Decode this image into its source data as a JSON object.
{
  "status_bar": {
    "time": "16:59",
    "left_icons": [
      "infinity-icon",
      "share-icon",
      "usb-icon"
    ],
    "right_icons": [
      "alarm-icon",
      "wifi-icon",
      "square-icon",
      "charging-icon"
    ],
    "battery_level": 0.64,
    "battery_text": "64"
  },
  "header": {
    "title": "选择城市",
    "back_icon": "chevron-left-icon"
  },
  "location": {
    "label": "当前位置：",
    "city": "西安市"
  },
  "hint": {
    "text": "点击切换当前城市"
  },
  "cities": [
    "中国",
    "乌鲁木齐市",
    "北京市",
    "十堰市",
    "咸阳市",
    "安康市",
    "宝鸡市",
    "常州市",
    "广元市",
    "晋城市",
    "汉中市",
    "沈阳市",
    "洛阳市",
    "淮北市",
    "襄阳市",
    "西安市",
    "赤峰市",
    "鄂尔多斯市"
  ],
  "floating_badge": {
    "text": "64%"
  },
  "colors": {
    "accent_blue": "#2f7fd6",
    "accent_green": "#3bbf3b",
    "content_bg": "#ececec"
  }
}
__________________________________________________
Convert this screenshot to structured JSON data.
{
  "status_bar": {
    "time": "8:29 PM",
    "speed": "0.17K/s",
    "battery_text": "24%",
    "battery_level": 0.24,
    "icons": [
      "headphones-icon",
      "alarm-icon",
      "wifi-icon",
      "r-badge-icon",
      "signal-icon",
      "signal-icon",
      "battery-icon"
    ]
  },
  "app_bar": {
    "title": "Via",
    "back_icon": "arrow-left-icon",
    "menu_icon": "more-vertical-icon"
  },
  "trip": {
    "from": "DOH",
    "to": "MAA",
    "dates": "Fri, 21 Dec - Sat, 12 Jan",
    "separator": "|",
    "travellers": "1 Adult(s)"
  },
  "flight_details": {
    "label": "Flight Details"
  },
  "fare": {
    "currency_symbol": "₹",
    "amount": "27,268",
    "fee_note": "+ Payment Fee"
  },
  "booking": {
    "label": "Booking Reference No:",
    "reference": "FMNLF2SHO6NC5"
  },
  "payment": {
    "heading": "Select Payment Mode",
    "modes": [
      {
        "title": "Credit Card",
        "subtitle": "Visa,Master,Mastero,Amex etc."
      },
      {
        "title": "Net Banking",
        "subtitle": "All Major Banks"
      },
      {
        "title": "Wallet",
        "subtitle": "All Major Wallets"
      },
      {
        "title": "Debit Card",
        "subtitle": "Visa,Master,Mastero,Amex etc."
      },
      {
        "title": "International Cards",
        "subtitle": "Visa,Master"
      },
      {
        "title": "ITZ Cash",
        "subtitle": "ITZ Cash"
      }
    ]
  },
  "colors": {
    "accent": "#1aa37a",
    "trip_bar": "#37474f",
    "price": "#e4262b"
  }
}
__________________________________________________
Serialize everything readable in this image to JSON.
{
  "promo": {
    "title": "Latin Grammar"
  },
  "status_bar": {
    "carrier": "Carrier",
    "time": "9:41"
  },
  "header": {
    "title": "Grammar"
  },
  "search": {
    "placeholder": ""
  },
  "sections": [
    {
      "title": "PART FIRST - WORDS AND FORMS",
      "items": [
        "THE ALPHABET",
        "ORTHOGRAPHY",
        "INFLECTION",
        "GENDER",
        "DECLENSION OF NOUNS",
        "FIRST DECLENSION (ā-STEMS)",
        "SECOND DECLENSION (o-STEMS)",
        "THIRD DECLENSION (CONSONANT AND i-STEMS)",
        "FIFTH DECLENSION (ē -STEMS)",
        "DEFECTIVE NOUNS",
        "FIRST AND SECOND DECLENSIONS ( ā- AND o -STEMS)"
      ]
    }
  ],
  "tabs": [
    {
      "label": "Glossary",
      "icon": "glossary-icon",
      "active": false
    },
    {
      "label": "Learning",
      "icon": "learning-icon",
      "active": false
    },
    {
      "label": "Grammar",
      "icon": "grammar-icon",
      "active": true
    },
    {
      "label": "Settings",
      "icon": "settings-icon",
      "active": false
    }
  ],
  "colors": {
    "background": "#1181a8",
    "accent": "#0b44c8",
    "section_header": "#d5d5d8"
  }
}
__________________________________________________
* **Written request**: In the entries above, identify every line with the string "this".

* **Answer in full**:
Decode this image into its source data as a JSON object.
Convert this screenshot to structured JSON data.
Serialize everything readable in this image to JSON.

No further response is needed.